[Saved entries]
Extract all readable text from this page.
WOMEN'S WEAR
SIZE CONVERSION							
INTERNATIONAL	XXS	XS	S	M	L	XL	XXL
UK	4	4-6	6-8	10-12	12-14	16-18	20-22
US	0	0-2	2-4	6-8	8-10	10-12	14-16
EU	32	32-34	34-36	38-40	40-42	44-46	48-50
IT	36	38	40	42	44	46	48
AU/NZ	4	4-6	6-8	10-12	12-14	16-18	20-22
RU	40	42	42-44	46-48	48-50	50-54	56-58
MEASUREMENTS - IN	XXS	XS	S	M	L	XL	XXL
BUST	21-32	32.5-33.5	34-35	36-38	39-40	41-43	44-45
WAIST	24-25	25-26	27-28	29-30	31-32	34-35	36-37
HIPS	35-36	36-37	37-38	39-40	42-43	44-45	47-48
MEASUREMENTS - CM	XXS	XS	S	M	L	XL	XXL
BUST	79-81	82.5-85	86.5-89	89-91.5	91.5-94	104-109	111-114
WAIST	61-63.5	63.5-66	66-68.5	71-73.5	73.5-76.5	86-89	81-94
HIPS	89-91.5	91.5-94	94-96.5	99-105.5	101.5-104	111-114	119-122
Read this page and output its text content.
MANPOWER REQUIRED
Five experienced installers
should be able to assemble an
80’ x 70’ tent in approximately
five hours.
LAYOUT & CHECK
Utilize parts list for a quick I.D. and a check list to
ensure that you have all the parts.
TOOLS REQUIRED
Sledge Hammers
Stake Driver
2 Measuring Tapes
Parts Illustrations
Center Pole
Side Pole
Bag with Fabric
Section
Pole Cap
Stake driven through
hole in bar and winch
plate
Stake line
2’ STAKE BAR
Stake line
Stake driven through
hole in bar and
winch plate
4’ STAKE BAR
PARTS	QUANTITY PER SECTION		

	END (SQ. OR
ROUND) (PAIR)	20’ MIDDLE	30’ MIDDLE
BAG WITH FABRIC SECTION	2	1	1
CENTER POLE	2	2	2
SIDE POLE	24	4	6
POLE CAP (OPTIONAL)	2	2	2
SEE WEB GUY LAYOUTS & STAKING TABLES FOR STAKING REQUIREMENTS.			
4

WHAT THE EXERCISE ASKS | Transcribe all lines as written.

TASK RESULT |
Extract all readable text from this page.
WOMEN'S WEAR
SIZE CONVERSION							
INTERNATIONAL	XXS	XS	S	M	L	XL	XXL
UK	4	4-6	6-8	10-12	12-14	16-18	20-22
US	0	0-2	2-4	6-8	8-10	10-12	14-16
EU	32	32-34	34-36	38-40	40-42	44-46	48-50
IT	36	38	40	42	44	46	48
AU/NZ	4	4-6	6-8	10-12	12-14	16-18	20-22
RU	40	42	42-44	46-48	48-50	50-54	56-58
MEASUREMENTS - IN	XXS	XS	S	M	L	XL	XXL
BUST	21-32	32.5-33.5	34-35	36-38	39-40	41-43	44-45
WAIST	24-25	25-26	27-28	29-30	31-32	34-35	36-37
HIPS	35-36	36-37	37-38	39-40	42-43	44-45	47-48
MEASUREMENTS - CM	XXS	XS	S	M	L	XL	XXL
BUST	79-81	82.5-85	86.5-89	89-91.5	91.5-94	104-109	111-114
WAIST	61-63.5	63.5-66	66-68.5	71-73.5	73.5-76.5	86-89	81-94
HIPS	89-91.5	91.5-94	94-96.5	99-105.5	101.5-104	111-114	119-122
Read this page and output its text content.
MANPOWER REQUIRED
Five experienced installers
should be able to assemble an
80’ x 70’ tent in approximately
five hours.
LAYOUT & CHECK
Utilize parts list for a quick I.D. and a check list to
ensure that you have all the parts.
TOOLS REQUIRED
Sledge Hammers
Stake Driver
2 Measuring Tapes
Parts Illustrations
Center Pole
Side Pole
Bag with Fabric
Section
Pole Cap
Stake driven through
hole in bar and winch
plate
Stake line
2’ STAKE BAR
Stake line
Stake driven through
hole in bar and
winch plate
4’ STAKE BAR
PARTS	QUANTITY PER SECTION		

	END (SQ. OR
ROUND) (PAIR)	20’ MIDDLE	30’ MIDDLE
BAG WITH FABRIC SECTION	2	1	1
CENTER POLE	2	2	2
SIDE POLE	24	4	6
POLE CAP (OPTIONAL)	2	2	2
SEE WEB GUY LAYOUTS & STAKING TABLES FOR STAKING REQUIREMENTS.			
4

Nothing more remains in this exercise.